-- What you will do --
Extract and list every line that contains the word "icon".
* Start The data *
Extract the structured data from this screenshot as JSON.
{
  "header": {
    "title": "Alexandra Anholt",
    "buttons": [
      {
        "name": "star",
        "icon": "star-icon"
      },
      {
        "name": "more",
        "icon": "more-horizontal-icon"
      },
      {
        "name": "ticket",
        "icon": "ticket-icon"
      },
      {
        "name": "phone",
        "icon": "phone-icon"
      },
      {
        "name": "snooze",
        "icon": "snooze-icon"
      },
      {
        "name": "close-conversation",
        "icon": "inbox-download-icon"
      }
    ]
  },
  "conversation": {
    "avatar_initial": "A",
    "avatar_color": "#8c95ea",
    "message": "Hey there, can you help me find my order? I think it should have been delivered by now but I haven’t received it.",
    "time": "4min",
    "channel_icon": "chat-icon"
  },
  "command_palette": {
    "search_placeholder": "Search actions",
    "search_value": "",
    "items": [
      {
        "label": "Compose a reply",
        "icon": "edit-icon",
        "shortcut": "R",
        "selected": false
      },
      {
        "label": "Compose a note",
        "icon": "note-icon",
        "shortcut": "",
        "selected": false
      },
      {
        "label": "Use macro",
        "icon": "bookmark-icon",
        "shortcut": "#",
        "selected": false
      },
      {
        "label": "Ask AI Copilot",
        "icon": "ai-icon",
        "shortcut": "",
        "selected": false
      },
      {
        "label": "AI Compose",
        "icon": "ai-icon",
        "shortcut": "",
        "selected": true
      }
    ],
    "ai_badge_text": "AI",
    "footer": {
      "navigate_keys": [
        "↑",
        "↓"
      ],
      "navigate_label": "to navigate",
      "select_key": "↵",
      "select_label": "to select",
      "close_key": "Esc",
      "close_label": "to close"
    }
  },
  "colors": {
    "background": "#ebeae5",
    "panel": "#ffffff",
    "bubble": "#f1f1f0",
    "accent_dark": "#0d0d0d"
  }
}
* End The data *
-- Reply to the exercise --
        "icon": "star-icon"
        "icon": "more-horizontal-icon"
        "icon": "ticket-icon"
        "icon": "phone-icon"
        "icon": "snooze-icon"
        "icon": "inbox-download-icon"
    "channel_icon": "chat-icon"
        "icon": "edit-icon",
        "icon": "note-icon",
        "icon": "bookmark-icon",
        "icon": "ai-icon",
        "icon": "ai-icon",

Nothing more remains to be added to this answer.